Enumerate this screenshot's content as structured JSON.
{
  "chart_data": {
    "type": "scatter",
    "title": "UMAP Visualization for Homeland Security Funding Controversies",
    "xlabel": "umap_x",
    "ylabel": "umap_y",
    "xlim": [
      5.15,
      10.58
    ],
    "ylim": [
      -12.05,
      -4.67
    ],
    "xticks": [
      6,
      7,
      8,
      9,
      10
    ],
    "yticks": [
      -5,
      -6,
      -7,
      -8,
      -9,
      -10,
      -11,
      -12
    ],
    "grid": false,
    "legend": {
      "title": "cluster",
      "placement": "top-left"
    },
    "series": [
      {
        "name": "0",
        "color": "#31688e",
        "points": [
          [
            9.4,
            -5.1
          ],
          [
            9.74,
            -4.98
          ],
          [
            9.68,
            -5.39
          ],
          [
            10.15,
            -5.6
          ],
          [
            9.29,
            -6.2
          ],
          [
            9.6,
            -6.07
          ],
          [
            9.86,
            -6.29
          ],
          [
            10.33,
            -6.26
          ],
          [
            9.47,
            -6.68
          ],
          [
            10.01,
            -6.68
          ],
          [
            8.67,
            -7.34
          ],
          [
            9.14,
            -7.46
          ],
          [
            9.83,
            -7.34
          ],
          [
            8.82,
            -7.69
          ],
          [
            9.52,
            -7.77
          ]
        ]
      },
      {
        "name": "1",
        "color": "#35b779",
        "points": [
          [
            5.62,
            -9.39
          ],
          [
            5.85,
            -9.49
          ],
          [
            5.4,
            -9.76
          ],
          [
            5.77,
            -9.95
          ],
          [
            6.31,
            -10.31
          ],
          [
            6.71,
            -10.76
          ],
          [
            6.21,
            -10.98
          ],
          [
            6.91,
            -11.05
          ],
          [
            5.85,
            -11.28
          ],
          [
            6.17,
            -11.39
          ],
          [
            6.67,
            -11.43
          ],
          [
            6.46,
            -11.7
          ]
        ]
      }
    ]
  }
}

__Written problem__.
Please output every record, keeping each line exact.

__Final answer__.
Enumerate this screenshot's content as structured JSON.
{
  "chart_data": {
    "type": "scatter",
    "title": "UMAP Visualization for Homeland Security Funding Controversies",
    "xlabel": "umap_x",
    "ylabel": "umap_y",
    "xlim": [
      5.15,
      10.58
    ],
    "ylim": [
      -12.05,
      -4.67
    ],
    "xticks": [
      6,
      7,
      8,
      9,
      10
    ],
    "yticks": [
      -5,
      -6,
      -7,
      -8,
      -9,
      -10,
      -11,
      -12
    ],
    "grid": false,
    "legend": {
      "title": "cluster",
      "placement": "top-left"
    },
    "series": [
      {
        "name": "0",
        "color": "#31688e",
        "points": [
          [
            9.4,
            -5.1
          ],
          [
            9.74,
            -4.98
          ],
          [
            9.68,
            -5.39
          ],
          [
            10.15,
            -5.6
          ],
          [
            9.29,
            -6.2
          ],
          [
            9.6,
            -6.07
          ],
          [
            9.86,
            -6.29
          ],
          [
            10.33,
            -6.26
          ],
          [
            9.47,
            -6.68
          ],
          [
            10.01,
            -6.68
          ],
          [
            8.67,
            -7.34
          ],
          [
            9.14,
            -7.46
          ],
          [
            9.83,
            -7.34
          ],
          [
            8.82,
            -7.69
          ],
          [
            9.52,
            -7.77
          ]
        ]
      },
      {
        "name": "1",
        "color": "#35b779",
        "points": [
          [
            5.62,
            -9.39
          ],
          [
            5.85,
            -9.49
          ],
          [
            5.4,
            -9.76
          ],
          [
            5.77,
            -9.95
          ],
          [
            6.31,
            -10.31
          ],
          [
            6.71,
            -10.76
          ],
          [
            6.21,
            -10.98
          ],
          [
            6.91,
            -11.05
          ],
          [
            5.85,
            -11.28
          ],
          [
            6.17,
            -11.39
          ],
          [
            6.67,
            -11.43
          ],
          [
            6.46,
            -11.7
          ]
        ]
      }
    ]
  }
}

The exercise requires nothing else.